Collected data
* * * * * * *

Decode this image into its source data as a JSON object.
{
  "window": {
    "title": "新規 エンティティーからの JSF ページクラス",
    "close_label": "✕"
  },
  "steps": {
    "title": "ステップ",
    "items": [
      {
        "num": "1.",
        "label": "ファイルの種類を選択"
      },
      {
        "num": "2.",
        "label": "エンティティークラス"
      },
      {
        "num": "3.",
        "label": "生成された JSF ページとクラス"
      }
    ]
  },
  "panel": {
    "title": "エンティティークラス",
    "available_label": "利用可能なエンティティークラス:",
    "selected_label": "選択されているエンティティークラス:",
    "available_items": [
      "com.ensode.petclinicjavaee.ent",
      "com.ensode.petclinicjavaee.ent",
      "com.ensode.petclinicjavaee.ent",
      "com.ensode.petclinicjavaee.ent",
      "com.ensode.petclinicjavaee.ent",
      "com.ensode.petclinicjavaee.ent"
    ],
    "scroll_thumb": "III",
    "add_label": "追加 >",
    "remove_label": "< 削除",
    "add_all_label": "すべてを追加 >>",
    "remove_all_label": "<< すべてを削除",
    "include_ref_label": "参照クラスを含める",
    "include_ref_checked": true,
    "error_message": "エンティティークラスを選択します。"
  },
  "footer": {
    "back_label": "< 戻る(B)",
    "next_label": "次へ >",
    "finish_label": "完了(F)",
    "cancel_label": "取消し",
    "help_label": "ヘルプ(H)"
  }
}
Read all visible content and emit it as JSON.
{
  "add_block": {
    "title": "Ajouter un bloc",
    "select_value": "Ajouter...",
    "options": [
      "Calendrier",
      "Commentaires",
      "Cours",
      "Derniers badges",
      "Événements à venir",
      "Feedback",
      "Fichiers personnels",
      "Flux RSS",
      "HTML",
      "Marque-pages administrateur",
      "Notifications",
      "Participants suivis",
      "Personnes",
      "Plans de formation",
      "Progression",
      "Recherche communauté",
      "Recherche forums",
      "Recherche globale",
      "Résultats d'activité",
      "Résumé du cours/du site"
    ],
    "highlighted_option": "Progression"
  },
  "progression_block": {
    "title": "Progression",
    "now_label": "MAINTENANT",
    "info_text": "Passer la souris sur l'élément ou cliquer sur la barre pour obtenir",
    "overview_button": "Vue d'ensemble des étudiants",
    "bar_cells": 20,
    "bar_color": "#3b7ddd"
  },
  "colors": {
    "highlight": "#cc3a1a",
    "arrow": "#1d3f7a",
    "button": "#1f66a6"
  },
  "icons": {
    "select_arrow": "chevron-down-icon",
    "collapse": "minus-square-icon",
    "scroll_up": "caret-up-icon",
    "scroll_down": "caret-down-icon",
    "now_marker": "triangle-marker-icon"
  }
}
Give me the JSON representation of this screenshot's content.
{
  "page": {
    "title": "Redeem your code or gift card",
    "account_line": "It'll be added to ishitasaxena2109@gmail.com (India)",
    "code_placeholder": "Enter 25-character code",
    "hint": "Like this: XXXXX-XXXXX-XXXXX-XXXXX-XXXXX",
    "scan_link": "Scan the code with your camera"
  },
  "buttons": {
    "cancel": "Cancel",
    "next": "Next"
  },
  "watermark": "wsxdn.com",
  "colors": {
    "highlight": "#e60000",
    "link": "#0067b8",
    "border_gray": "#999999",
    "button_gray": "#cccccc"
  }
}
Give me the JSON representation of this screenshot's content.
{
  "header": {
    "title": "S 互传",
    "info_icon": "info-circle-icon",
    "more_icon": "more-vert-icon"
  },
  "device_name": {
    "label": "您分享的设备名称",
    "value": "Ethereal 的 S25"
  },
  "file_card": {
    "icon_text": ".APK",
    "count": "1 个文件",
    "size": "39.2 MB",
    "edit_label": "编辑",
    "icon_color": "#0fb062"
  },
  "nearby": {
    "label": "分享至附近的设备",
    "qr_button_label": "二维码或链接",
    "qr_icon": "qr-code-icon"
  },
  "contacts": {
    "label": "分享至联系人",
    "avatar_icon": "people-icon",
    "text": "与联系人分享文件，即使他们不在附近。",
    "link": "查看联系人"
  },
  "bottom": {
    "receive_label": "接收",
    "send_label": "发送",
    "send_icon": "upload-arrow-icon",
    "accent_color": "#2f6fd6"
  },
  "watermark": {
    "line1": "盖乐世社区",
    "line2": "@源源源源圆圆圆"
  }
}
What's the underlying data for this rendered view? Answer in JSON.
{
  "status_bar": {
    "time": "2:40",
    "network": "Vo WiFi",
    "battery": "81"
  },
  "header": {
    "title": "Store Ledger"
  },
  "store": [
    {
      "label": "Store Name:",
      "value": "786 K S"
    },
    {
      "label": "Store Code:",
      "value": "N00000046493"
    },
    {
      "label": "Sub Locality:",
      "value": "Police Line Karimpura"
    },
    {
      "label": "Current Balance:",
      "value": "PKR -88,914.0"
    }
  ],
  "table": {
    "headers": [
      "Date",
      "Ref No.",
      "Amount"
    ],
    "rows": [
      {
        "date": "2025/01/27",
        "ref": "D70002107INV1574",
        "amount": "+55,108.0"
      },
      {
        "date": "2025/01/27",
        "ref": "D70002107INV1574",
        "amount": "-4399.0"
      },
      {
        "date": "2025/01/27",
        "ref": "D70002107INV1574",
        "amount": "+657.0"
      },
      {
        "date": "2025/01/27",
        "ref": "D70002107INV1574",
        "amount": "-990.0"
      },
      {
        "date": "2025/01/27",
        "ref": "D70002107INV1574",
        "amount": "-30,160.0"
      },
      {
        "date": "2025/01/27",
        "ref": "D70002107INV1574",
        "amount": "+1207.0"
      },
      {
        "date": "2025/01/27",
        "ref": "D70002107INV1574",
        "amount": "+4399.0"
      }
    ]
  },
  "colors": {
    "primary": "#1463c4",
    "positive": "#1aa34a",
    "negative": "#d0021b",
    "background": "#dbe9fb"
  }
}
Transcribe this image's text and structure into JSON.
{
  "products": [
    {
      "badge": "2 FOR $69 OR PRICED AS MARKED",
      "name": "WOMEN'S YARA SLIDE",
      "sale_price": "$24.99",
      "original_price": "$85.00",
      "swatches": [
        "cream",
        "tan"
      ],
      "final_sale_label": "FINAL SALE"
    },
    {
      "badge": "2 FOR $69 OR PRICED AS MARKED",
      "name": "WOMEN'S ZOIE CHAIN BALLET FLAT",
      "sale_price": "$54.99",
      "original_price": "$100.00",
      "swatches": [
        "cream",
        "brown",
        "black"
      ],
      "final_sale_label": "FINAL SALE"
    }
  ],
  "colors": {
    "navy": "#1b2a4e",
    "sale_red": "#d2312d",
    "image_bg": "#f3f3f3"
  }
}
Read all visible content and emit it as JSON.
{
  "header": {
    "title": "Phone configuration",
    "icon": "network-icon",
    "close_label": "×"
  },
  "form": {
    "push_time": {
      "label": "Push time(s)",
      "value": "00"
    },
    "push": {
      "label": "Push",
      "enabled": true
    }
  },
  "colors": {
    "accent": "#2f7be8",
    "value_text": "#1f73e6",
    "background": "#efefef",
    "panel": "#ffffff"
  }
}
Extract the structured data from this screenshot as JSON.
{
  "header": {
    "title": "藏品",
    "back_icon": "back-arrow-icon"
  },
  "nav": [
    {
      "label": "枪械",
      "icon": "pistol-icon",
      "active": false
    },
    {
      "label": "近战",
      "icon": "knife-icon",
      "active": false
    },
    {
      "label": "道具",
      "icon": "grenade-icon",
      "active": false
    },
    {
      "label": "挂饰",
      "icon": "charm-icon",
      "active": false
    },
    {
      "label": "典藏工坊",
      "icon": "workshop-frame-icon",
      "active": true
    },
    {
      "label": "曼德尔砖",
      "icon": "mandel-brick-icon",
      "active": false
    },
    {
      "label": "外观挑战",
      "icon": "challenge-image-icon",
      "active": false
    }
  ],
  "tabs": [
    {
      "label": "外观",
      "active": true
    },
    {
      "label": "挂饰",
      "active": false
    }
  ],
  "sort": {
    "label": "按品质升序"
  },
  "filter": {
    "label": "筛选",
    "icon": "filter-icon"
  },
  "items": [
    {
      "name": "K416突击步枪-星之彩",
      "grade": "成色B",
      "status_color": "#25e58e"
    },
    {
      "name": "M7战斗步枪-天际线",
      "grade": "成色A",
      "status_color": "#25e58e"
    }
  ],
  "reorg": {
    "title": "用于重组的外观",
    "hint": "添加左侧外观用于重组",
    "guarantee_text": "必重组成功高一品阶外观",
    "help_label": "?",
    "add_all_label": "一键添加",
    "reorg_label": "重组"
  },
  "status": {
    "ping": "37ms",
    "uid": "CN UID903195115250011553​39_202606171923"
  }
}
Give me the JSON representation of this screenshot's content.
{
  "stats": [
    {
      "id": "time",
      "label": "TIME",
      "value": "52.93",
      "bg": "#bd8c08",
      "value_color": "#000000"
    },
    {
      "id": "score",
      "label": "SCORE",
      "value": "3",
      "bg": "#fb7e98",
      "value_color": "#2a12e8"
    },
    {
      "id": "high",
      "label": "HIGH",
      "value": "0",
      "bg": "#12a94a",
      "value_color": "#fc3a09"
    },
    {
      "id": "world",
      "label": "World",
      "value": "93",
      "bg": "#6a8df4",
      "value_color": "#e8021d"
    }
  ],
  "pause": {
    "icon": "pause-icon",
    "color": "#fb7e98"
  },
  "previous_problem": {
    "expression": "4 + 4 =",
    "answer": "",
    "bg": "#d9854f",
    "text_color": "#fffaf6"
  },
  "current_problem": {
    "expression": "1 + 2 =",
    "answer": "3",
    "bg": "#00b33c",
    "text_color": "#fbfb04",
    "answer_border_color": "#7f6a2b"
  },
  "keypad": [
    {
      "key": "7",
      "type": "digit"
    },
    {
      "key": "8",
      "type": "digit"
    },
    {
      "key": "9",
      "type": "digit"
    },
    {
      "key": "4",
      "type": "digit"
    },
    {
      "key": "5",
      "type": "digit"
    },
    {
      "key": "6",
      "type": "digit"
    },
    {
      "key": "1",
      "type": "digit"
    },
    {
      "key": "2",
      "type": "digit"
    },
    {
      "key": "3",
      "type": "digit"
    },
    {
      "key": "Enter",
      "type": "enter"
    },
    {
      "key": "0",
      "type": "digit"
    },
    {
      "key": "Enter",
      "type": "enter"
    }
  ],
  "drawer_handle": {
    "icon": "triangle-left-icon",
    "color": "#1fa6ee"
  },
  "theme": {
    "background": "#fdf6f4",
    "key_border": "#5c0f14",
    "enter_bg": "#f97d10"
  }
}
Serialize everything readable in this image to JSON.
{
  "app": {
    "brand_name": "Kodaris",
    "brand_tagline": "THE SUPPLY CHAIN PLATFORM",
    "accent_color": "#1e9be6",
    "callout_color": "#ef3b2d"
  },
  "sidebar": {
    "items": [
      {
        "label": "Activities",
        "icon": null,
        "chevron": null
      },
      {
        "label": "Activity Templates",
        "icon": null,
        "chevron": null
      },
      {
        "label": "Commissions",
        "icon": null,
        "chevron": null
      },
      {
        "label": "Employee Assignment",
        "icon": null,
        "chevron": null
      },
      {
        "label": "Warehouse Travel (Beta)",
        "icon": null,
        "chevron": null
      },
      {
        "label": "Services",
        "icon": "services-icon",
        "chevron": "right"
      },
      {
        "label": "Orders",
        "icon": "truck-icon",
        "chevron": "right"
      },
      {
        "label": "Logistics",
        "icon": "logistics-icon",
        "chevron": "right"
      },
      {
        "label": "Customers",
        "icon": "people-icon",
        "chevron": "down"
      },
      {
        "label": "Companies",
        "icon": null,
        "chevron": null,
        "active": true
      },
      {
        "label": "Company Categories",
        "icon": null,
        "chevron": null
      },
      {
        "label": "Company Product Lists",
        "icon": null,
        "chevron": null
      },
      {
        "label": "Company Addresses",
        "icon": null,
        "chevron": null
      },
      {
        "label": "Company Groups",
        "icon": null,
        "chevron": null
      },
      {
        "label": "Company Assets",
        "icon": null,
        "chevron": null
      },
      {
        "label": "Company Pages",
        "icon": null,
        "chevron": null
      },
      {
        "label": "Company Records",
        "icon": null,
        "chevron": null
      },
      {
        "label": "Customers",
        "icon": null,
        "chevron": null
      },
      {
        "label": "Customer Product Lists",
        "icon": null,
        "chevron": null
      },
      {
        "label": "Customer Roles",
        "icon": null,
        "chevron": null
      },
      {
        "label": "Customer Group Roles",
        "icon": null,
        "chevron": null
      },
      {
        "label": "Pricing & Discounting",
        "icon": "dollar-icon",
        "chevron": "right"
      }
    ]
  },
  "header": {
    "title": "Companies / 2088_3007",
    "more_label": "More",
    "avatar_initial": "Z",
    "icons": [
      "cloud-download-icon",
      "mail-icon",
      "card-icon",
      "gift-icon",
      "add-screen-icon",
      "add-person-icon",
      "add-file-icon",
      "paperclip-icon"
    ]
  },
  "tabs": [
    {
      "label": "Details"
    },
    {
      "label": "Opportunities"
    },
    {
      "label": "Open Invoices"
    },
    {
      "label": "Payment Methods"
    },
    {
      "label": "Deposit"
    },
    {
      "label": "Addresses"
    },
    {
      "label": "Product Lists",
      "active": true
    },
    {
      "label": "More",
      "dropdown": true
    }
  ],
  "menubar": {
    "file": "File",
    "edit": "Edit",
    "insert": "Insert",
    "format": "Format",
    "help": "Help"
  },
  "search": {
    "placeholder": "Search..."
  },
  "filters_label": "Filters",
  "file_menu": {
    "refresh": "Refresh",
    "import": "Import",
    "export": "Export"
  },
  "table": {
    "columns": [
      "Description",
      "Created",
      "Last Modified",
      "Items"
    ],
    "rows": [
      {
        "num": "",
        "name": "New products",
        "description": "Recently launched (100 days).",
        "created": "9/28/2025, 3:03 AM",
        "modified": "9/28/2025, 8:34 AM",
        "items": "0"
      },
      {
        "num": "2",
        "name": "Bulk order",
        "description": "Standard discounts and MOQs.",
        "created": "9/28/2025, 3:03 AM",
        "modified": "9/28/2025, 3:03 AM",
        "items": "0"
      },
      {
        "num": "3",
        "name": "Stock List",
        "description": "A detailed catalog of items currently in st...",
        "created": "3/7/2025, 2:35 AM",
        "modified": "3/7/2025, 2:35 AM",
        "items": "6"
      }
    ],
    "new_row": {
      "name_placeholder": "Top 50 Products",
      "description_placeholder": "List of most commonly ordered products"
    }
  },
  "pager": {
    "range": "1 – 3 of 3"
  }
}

* * * * * * *

Aim >>
Using the records given above, list every line that includes the word "WOMEN".

Response to this task >>
      "name": "WOMEN'S YARA SLIDE",
      "name": "WOMEN'S ZOIE CHAIN BALLET FLAT",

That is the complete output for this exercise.